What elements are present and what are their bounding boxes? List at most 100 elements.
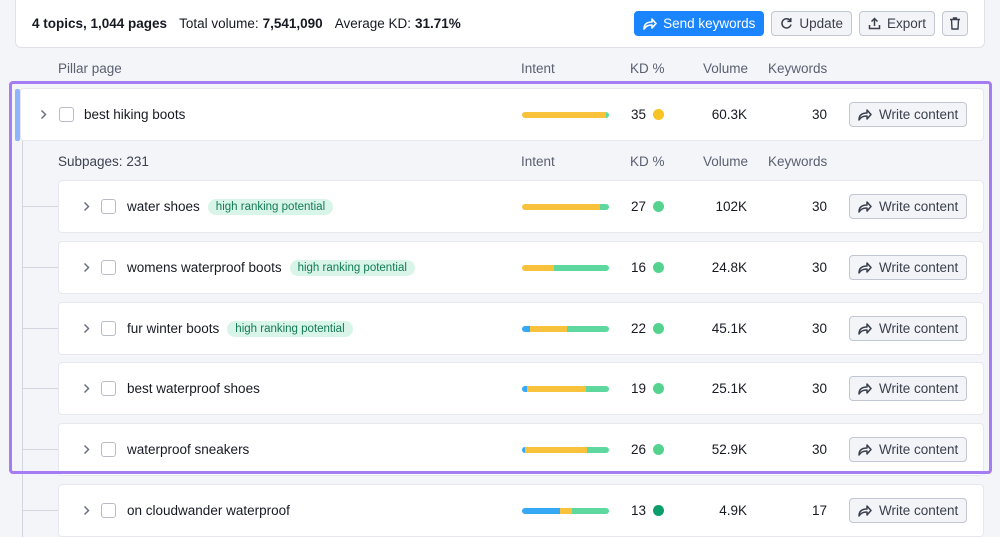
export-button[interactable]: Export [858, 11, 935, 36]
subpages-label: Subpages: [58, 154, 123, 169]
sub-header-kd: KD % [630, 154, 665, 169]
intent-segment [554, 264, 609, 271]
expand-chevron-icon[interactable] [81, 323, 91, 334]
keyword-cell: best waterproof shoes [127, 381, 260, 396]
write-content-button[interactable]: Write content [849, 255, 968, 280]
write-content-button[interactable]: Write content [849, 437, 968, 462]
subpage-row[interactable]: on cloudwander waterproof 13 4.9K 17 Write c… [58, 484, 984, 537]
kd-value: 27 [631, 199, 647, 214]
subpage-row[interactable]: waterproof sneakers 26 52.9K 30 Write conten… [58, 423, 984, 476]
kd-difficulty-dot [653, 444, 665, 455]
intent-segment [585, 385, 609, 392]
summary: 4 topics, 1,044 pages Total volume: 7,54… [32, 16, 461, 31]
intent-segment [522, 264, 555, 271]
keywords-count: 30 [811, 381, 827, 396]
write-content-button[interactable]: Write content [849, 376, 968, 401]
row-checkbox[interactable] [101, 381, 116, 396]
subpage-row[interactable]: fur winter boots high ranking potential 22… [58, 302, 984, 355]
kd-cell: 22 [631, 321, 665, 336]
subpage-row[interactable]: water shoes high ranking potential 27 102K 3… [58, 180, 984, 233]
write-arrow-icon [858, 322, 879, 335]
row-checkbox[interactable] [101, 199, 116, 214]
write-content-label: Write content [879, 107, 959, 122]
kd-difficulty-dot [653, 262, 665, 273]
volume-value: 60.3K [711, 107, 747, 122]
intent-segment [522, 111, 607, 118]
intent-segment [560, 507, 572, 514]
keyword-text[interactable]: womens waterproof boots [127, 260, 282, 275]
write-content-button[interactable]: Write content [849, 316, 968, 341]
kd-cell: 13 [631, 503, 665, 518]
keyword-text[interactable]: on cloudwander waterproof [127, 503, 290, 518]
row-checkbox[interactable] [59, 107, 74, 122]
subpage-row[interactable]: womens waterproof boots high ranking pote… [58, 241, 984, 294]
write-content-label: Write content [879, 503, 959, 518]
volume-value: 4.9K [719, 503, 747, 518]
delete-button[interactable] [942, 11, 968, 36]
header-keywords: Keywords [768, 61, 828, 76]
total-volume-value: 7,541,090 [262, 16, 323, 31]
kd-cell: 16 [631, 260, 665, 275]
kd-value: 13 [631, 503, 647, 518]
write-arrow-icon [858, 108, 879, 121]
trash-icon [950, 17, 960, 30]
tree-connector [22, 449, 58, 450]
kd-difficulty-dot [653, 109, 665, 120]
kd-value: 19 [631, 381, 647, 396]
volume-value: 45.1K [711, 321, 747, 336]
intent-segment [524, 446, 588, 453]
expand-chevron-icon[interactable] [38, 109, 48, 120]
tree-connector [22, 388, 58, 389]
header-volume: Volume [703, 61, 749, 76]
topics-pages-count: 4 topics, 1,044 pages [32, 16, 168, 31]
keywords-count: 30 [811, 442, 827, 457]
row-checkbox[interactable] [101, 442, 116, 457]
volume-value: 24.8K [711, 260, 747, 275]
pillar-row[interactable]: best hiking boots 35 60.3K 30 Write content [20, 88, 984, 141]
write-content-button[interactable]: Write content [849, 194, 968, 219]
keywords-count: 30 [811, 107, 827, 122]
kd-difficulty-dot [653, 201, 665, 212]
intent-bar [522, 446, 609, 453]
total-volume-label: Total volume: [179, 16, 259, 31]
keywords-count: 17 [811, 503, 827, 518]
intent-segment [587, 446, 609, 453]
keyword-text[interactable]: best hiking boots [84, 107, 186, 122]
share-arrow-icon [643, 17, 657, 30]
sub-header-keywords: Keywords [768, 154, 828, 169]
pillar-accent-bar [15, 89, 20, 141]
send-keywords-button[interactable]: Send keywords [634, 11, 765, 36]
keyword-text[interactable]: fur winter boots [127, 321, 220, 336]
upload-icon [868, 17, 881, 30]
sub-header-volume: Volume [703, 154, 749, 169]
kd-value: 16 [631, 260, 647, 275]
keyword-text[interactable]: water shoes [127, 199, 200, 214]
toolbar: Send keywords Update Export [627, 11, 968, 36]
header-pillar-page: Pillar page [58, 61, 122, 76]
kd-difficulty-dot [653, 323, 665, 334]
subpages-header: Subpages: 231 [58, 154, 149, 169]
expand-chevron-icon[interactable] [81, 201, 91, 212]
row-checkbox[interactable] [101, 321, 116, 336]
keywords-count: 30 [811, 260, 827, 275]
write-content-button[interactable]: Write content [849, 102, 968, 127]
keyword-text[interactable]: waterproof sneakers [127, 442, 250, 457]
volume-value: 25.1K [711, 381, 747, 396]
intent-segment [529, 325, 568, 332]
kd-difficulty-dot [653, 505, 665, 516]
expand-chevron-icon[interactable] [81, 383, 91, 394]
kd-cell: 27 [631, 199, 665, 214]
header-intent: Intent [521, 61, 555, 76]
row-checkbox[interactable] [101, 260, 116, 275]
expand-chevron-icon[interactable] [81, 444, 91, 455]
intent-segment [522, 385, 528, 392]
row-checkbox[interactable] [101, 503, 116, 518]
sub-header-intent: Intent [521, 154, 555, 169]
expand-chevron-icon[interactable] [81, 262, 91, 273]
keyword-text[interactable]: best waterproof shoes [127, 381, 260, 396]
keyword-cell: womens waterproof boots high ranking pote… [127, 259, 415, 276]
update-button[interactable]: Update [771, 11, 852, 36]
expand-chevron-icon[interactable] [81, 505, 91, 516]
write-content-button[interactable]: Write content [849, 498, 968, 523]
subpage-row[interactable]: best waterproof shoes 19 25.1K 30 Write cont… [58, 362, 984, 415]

===

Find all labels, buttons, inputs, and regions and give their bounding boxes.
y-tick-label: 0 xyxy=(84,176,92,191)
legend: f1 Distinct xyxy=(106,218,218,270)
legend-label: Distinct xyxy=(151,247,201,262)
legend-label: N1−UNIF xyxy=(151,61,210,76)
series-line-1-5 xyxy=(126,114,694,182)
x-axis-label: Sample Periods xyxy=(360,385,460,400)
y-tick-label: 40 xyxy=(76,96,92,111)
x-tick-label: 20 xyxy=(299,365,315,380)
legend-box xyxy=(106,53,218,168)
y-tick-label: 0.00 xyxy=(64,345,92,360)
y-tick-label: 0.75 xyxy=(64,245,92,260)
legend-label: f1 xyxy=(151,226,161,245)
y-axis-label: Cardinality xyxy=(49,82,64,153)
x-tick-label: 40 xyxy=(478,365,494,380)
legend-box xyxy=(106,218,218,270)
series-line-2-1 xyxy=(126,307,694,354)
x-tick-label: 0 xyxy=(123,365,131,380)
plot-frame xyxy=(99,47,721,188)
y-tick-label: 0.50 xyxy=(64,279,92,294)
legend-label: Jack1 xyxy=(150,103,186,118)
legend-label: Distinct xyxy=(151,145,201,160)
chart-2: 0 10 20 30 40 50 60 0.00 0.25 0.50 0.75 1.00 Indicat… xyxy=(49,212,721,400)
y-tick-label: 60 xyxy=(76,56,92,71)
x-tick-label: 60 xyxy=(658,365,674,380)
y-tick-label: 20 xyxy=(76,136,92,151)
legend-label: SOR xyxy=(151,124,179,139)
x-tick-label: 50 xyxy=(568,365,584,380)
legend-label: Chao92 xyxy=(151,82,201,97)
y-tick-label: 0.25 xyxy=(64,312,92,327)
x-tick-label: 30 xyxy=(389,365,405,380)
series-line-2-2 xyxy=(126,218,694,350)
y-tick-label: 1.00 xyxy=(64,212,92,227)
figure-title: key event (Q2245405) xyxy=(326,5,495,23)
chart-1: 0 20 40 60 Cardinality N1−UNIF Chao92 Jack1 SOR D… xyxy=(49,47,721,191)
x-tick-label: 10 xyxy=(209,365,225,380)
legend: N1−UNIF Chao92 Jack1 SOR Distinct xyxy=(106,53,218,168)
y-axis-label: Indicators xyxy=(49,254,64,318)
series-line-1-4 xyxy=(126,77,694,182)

===

-- Aim --
Format the entries above as a numbered list, from the line with "Find all labels, buttons, inputs, and" to the line with "y-tick-label: 1.00 xyxy=(64,212,92,227)", both included. Leave out any blank lines.

-- Right answer --
1. Find all labels, buttons, inputs, and regions and give their bounding boxes.
2. y-tick-label: 0 xyxy=(84,176,92,191)
3. legend: f1 Distinct xyxy=(106,218,218,270)
4. legend-label: Distinct xyxy=(151,247,201,262)
5. legend-label: N1−UNIF xyxy=(151,61,210,76)
6. series-line-1-5 xyxy=(126,114,694,182)
7. x-axis-label: Sample Periods xyxy=(360,385,460,400)
8. y-tick-label: 40 xyxy=(76,96,92,111)
9. x-tick-label: 20 xyxy=(299,365,315,380)
10. legend-box xyxy=(106,53,218,168)
11. y-tick-label: 0.00 xyxy=(64,345,92,360)
12. y-tick-label: 0.75 xyxy=(64,245,92,260)
13. legend-label: f1 xyxy=(151,226,161,245)
14. y-axis-label: Cardinality xyxy=(49,82,64,153)
15. x-tick-label: 40 xyxy=(478,365,494,380)
16. legend-box xyxy=(106,218,218,270)
17. series-line-2-1 xyxy=(126,307,694,354)
18. x-tick-label: 0 xyxy=(123,365,131,380)
19. plot-frame xyxy=(99,47,721,188)
20. y-tick-label: 0.50 xyxy=(64,279,92,294)
21. legend-label: Jack1 xyxy=(150,103,186,118)
22. legend-label: Distinct xyxy=(151,145,201,160)
23. chart-2: 0 10 20 30 40 50 60 0.00 0.25 0.50 0.75 1.00 Indicat… xyxy=(49,212,721,400)
24. y-tick-label: 60 xyxy=(76,56,92,71)
25. x-tick-label: 60 xyxy=(658,365,674,380)
26. y-tick-label: 20 xyxy=(76,136,92,151)
27. legend-label: SOR xyxy=(151,124,179,139)
28. x-tick-label: 50 xyxy=(568,365,584,380)
29. legend-label: Chao92 xyxy=(151,82,201,97)
30. y-tick-label: 0.25 xyxy=(64,312,92,327)
31. x-tick-label: 30 xyxy=(389,365,405,380)
32. series-line-2-2 xyxy=(126,218,694,350)
33. y-tick-label: 1.00 xyxy=(64,212,92,227)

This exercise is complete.